- [Problem statement] Pictures in the records should not be copied, but every other part must be repeated exactly.

[Start Given data]

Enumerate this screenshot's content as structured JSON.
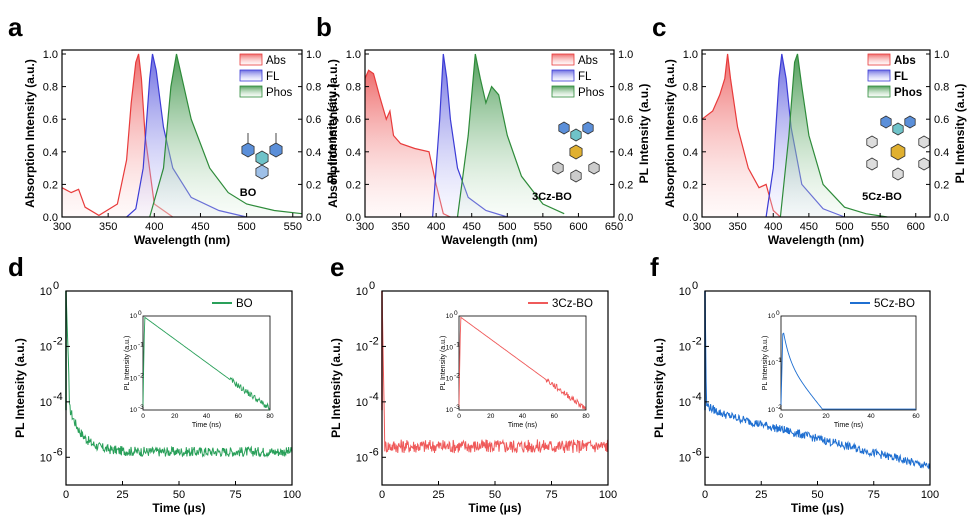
{
  "figure": {
    "abs_panels": [
      {
        "letter": "a",
        "molecule": "BO",
        "xlabel": "Wavelength (nm)",
        "ylabel_left": "Absorption Intensity (a.u.)",
        "ylabel_right": "PL Intensity (a.u.)",
        "x_ticks": [
          "300",
          "350",
          "400",
          "450",
          "500",
          "550"
        ],
        "y_ticks": [
          "0.0",
          "0.2",
          "0.4",
          "0.6",
          "0.8",
          "1.0"
        ],
        "legend": [
          "Abs",
          "FL",
          "Phos"
        ]
      },
      {
        "letter": "b",
        "molecule": "3Cz-BO",
        "xlabel": "Wavelength (nm)",
        "ylabel_left": "Absorption Intensity (a.u.)",
        "ylabel_right": "PL Intensity (a.u.)",
        "x_ticks": [
          "300",
          "350",
          "400",
          "450",
          "500",
          "550",
          "600",
          "650"
        ],
        "y_ticks": [
          "0.0",
          "0.2",
          "0.4",
          "0.6",
          "0.8",
          "1.0"
        ],
        "legend": [
          "Abs",
          "FL",
          "Phos"
        ]
      },
      {
        "letter": "c",
        "molecule": "5Cz-BO",
        "xlabel": "Wavelength (nm)",
        "ylabel_left": "Absorption Intensity (a.u.)",
        "ylabel_right": "PL Intensity (a.u.)",
        "x_ticks": [
          "300",
          "350",
          "400",
          "450",
          "500",
          "550",
          "600"
        ],
        "y_ticks": [
          "0.0",
          "0.2",
          "0.4",
          "0.6",
          "0.8",
          "1.0"
        ],
        "legend": [
          "Abs",
          "FL",
          "Phos"
        ]
      }
    ],
    "decay_panels": [
      {
        "letter": "d",
        "legend": "BO",
        "xlabel": "Time (μs)",
        "ylabel": "PL Intensity (a.u.)",
        "x_ticks": [
          "0",
          "25",
          "50",
          "75",
          "100"
        ],
        "y_ticks": [
          "10",
          "10",
          "10",
          "10"
        ],
        "y_exps": [
          "0",
          "-2",
          "-4",
          "-6"
        ],
        "inset": {
          "xlabel": "Time (ns)",
          "ylabel": "PL Intensity (a.u.)",
          "x_ticks": [
            "0",
            "20",
            "40",
            "60",
            "80"
          ],
          "y_ticks": [
            "10",
            "10",
            "10",
            "10"
          ],
          "y_exps": [
            "0",
            "-1",
            "-2",
            "-3"
          ]
        }
      },
      {
        "letter": "e",
        "legend": "3Cz-BO",
        "xlabel": "Time (μs)",
        "ylabel": "PL Intensity (a.u.)",
        "x_ticks": [
          "0",
          "25",
          "50",
          "75",
          "100"
        ],
        "y_ticks": [
          "10",
          "10",
          "10",
          "10"
        ],
        "y_exps": [
          "0",
          "-2",
          "-4",
          "-6"
        ],
        "inset": {
          "xlabel": "Time (ns)",
          "ylabel": "PL Intensity (a.u.)",
          "x_ticks": [
            "0",
            "20",
            "40",
            "60",
            "80"
          ],
          "y_ticks": [
            "10",
            "10",
            "10",
            "10"
          ],
          "y_exps": [
            "0",
            "-1",
            "-2",
            "-3"
          ]
        }
      },
      {
        "letter": "f",
        "legend": "5Cz-BO",
        "xlabel": "Time (μs)",
        "ylabel": "PL Intensity (a.u.)",
        "x_ticks": [
          "0",
          "25",
          "50",
          "75",
          "100"
        ],
        "y_ticks": [
          "10",
          "10",
          "10",
          "10"
        ],
        "y_exps": [
          "0",
          "-2",
          "-4",
          "-6"
        ],
        "inset": {
          "xlabel": "Time (ns)",
          "ylabel": "PL Intensity (a.u.)",
          "x_ticks": [
            "0",
            "20",
            "40",
            "60"
          ],
          "y_ticks": [
            "10",
            "10",
            "10"
          ],
          "y_exps": [
            "0",
            "-1",
            "-2"
          ]
        }
      }
    ],
    "colors": {
      "abs": "#e83b3b",
      "fl": "#3b3bd6",
      "phos": "#2e8b3a",
      "bo": "#2aa05a",
      "cz3": "#ef5a5a",
      "cz5": "#1f6fd1"
    }
  },
  "chart_data": [
    {
      "type": "line",
      "panel": "a",
      "xlim": [
        300,
        560
      ],
      "ylim": [
        0,
        1
      ],
      "series": [
        {
          "name": "Abs",
          "x": [
            300,
            310,
            318,
            325,
            340,
            360,
            370,
            375,
            380,
            383,
            386,
            390,
            400,
            420
          ],
          "values": [
            0.18,
            0.15,
            0.17,
            0.06,
            0.01,
            0.08,
            0.35,
            0.7,
            0.95,
            1.0,
            0.85,
            0.5,
            0.08,
            0.0
          ]
        },
        {
          "name": "FL",
          "x": [
            370,
            380,
            388,
            395,
            398,
            402,
            410,
            420,
            440,
            470,
            500
          ],
          "values": [
            0.0,
            0.05,
            0.3,
            0.85,
            1.0,
            0.9,
            0.55,
            0.3,
            0.12,
            0.04,
            0.0
          ]
        },
        {
          "name": "Phos",
          "x": [
            395,
            410,
            418,
            424,
            428,
            440,
            460,
            480,
            500,
            530,
            560
          ],
          "values": [
            0.0,
            0.3,
            0.8,
            1.0,
            0.9,
            0.6,
            0.3,
            0.15,
            0.08,
            0.04,
            0.02
          ]
        }
      ]
    },
    {
      "type": "line",
      "panel": "b",
      "xlim": [
        300,
        650
      ],
      "ylim": [
        0,
        1
      ],
      "series": [
        {
          "name": "Abs",
          "x": [
            300,
            305,
            312,
            320,
            330,
            335,
            340,
            350,
            370,
            390,
            400,
            410,
            420
          ],
          "values": [
            0.85,
            0.9,
            0.88,
            0.75,
            0.6,
            0.65,
            0.5,
            0.45,
            0.42,
            0.4,
            0.2,
            0.02,
            0.0
          ]
        },
        {
          "name": "FL",
          "x": [
            395,
            405,
            410,
            415,
            420,
            430,
            445,
            470,
            500
          ],
          "values": [
            0.0,
            0.6,
            1.0,
            0.85,
            0.6,
            0.3,
            0.12,
            0.04,
            0.0
          ]
        },
        {
          "name": "Phos",
          "x": [
            430,
            445,
            455,
            462,
            470,
            478,
            488,
            500,
            520,
            550,
            580
          ],
          "values": [
            0.0,
            0.5,
            1.0,
            0.85,
            0.7,
            0.8,
            0.75,
            0.5,
            0.25,
            0.08,
            0.02
          ]
        }
      ]
    },
    {
      "type": "line",
      "panel": "c",
      "xlim": [
        300,
        620
      ],
      "ylim": [
        0,
        1
      ],
      "series": [
        {
          "name": "Abs",
          "x": [
            300,
            315,
            325,
            332,
            336,
            340,
            350,
            365,
            380,
            390,
            395,
            400,
            410
          ],
          "values": [
            0.6,
            0.65,
            0.75,
            0.85,
            1.0,
            0.85,
            0.55,
            0.3,
            0.18,
            0.2,
            0.12,
            0.04,
            0.0
          ]
        },
        {
          "name": "FL",
          "x": [
            390,
            400,
            408,
            412,
            418,
            425,
            440,
            470,
            500
          ],
          "values": [
            0.0,
            0.3,
            0.85,
            1.0,
            0.85,
            0.55,
            0.2,
            0.05,
            0.0
          ]
        },
        {
          "name": "Phos",
          "x": [
            410,
            422,
            430,
            434,
            440,
            450,
            470,
            500,
            530,
            560
          ],
          "values": [
            0.0,
            0.5,
            0.95,
            1.0,
            0.8,
            0.5,
            0.2,
            0.06,
            0.02,
            0.0
          ]
        }
      ]
    }
  ]
}
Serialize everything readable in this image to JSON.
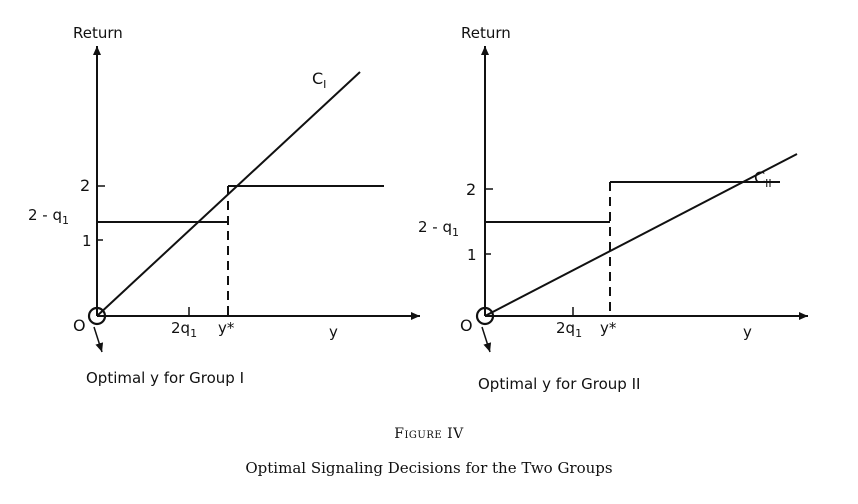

[End Given data]

- [Response to this exercise]
Enumerate this screenshot's content as structured JSON.
{
  "figure": {
    "abs_panels": [
      {
        "letter": "a",
        "molecule": "BO",
        "xlabel": "Wavelength (nm)",
        "ylabel_left": "Absorption Intensity (a.u.)",
        "ylabel_right": "PL Intensity (a.u.)",
        "x_ticks": [
          "300",
          "350",
          "400",
          "450",
          "500",
          "550"
        ],
        "y_ticks": [
          "0.0",
          "0.2",
          "0.4",
          "0.6",
          "0.8",
          "1.0"
        ],
        "legend": [
          "Abs",
          "FL",
          "Phos"
        ]
      },
      {
        "letter": "b",
        "molecule": "3Cz-BO",
        "xlabel": "Wavelength (nm)",
        "ylabel_left": "Absorption Intensity (a.u.)",
        "ylabel_right": "PL Intensity (a.u.)",
        "x_ticks": [
          "300",
          "350",
          "400",
          "450",
          "500",
          "550",
          "600",
          "650"
        ],
        "y_ticks": [
          "0.0",
          "0.2",
          "0.4",
          "0.6",
          "0.8",
          "1.0"
        ],
        "legend": [
          "Abs",
          "FL",
          "Phos"
        ]
      },
      {
        "letter": "c",
        "molecule": "5Cz-BO",
        "xlabel": "Wavelength (nm)",
        "ylabel_left": "Absorption Intensity (a.u.)",
        "ylabel_right": "PL Intensity (a.u.)",
        "x_ticks": [
          "300",
          "350",
          "400",
          "450",
          "500",
          "550",
          "600"
        ],
        "y_ticks": [
          "0.0",
          "0.2",
          "0.4",
          "0.6",
          "0.8",
          "1.0"
        ],
        "legend": [
          "Abs",
          "FL",
          "Phos"
        ]
      }
    ],
    "decay_panels": [
      {
        "letter": "d",
        "legend": "BO",
        "xlabel": "Time (μs)",
        "ylabel": "PL Intensity (a.u.)",
        "x_ticks": [
          "0",
          "25",
          "50",
          "75",
          "100"
        ],
        "y_ticks": [
          "10",
          "10",
          "10",
          "10"
        ],
        "y_exps": [
          "0",
          "-2",
          "-4",
          "-6"
        ],
        "inset": {
          "xlabel": "Time (ns)",
          "ylabel": "PL Intensity (a.u.)",
          "x_ticks": [
            "0",
            "20",
            "40",
            "60",
            "80"
          ],
          "y_ticks": [
            "10",
            "10",
            "10",
            "10"
          ],
          "y_exps": [
            "0",
            "-1",
            "-2",
            "-3"
          ]
        }
      },
      {
        "letter": "e",
        "legend": "3Cz-BO",
        "xlabel": "Time (μs)",
        "ylabel": "PL Intensity (a.u.)",
        "x_ticks": [
          "0",
          "25",
          "50",
          "75",
          "100"
        ],
        "y_ticks": [
          "10",
          "10",
          "10",
          "10"
        ],
        "y_exps": [
          "0",
          "-2",
          "-4",
          "-6"
        ],
        "inset": {
          "xlabel": "Time (ns)",
          "ylabel": "PL Intensity (a.u.)",
          "x_ticks": [
            "0",
            "20",
            "40",
            "60",
            "80"
          ],
          "y_ticks": [
            "10",
            "10",
            "10",
            "10"
          ],
          "y_exps": [
            "0",
            "-1",
            "-2",
            "-3"
          ]
        }
      },
      {
        "letter": "f",
        "legend": "5Cz-BO",
        "xlabel": "Time (μs)",
        "ylabel": "PL Intensity (a.u.)",
        "x_ticks": [
          "0",
          "25",
          "50",
          "75",
          "100"
        ],
        "y_ticks": [
          "10",
          "10",
          "10",
          "10"
        ],
        "y_exps": [
          "0",
          "-2",
          "-4",
          "-6"
        ],
        "inset": {
          "xlabel": "Time (ns)",
          "ylabel": "PL Intensity (a.u.)",
          "x_ticks": [
            "0",
            "20",
            "40",
            "60"
          ],
          "y_ticks": [
            "10",
            "10",
            "10"
          ],
          "y_exps": [
            "0",
            "-1",
            "-2"
          ]
        }
      }
    ],
    "colors": {
      "abs": "#e83b3b",
      "fl": "#3b3bd6",
      "phos": "#2e8b3a",
      "bo": "#2aa05a",
      "cz3": "#ef5a5a",
      "cz5": "#1f6fd1"
    }
  },
  "chart_data": [
    {
      "type": "line",
      "panel": "a",
      "xlim": [
        300,
        560
      ],
      "ylim": [
        0,
        1
      ],
      "series": [
        {
          "name": "Abs",
          "x": [
            300,
            310,
            318,
            325,
            340,
            360,
            370,
            375,
            380,
            383,
            386,
            390,
            400,
            420
          ],
          "values": [
            0.18,
            0.15,
            0.17,
            0.06,
            0.01,
            0.08,
            0.35,
            0.7,
            0.95,
            1.0,
            0.85,
            0.5,
            0.08,
            0.0
          ]
        },
        {
          "name": "FL",
          "x": [
            370,
            380,
            388,
            395,
            398,
            402,
            410,
            420,
            440,
            470,
            500
          ],
          "values": [
            0.0,
            0.05,
            0.3,
            0.85,
            1.0,
            0.9,
            0.55,
            0.3,
            0.12,
            0.04,
            0.0
          ]
        },
        {
          "name": "Phos",
          "x": [
            395,
            410,
            418,
            424,
            428,
            440,
            460,
            480,
            500,
            530,
            560
          ],
          "values": [
            0.0,
            0.3,
            0.8,
            1.0,
            0.9,
            0.6,
            0.3,
            0.15,
            0.08,
            0.04,
            0.02
          ]
        }
      ]
    },
    {
      "type": "line",
      "panel": "b",
      "xlim": [
        300,
        650
      ],
      "ylim": [
        0,
        1
      ],
      "series": [
        {
          "name": "Abs",
          "x": [
            300,
            305,
            312,
            320,
            330,
            335,
            340,
            350,
            370,
            390,
            400,
            410,
            420
          ],
          "values": [
            0.85,
            0.9,
            0.88,
            0.75,
            0.6,
            0.65,
            0.5,
            0.45,
            0.42,
            0.4,
            0.2,
            0.02,
            0.0
          ]
        },
        {
          "name": "FL",
          "x": [
            395,
            405,
            410,
            415,
            420,
            430,
            445,
            470,
            500
          ],
          "values": [
            0.0,
            0.6,
            1.0,
            0.85,
            0.6,
            0.3,
            0.12,
            0.04,
            0.0
          ]
        },
        {
          "name": "Phos",
          "x": [
            430,
            445,
            455,
            462,
            470,
            478,
            488,
            500,
            520,
            550,
            580
          ],
          "values": [
            0.0,
            0.5,
            1.0,
            0.85,
            0.7,
            0.8,
            0.75,
            0.5,
            0.25,
            0.08,
            0.02
          ]
        }
      ]
    },
    {
      "type": "line",
      "panel": "c",
      "xlim": [
        300,
        620
      ],
      "ylim": [
        0,
        1
      ],
      "series": [
        {
          "name": "Abs",
          "x": [
            300,
            315,
            325,
            332,
            336,
            340,
            350,
            365,
            380,
            390,
            395,
            400,
            410
          ],
          "values": [
            0.6,
            0.65,
            0.75,
            0.85,
            1.0,
            0.85,
            0.55,
            0.3,
            0.18,
            0.2,
            0.12,
            0.04,
            0.0
          ]
        },
        {
          "name": "FL",
          "x": [
            390,
            400,
            408,
            412,
            418,
            425,
            440,
            470,
            500
          ],
          "values": [
            0.0,
            0.3,
            0.85,
            1.0,
            0.85,
            0.55,
            0.2,
            0.05,
            0.0
          ]
        },
        {
          "name": "Phos",
          "x": [
            410,
            422,
            430,
            434,
            440,
            450,
            470,
            500,
            530,
            560
          ],
          "values": [
            0.0,
            0.5,
            0.95,
            1.0,
            0.8,
            0.5,
            0.2,
            0.06,
            0.02,
            0.0
          ]
        }
      ]
    }
  ]
}
Serialize everything readable in this image to JSON.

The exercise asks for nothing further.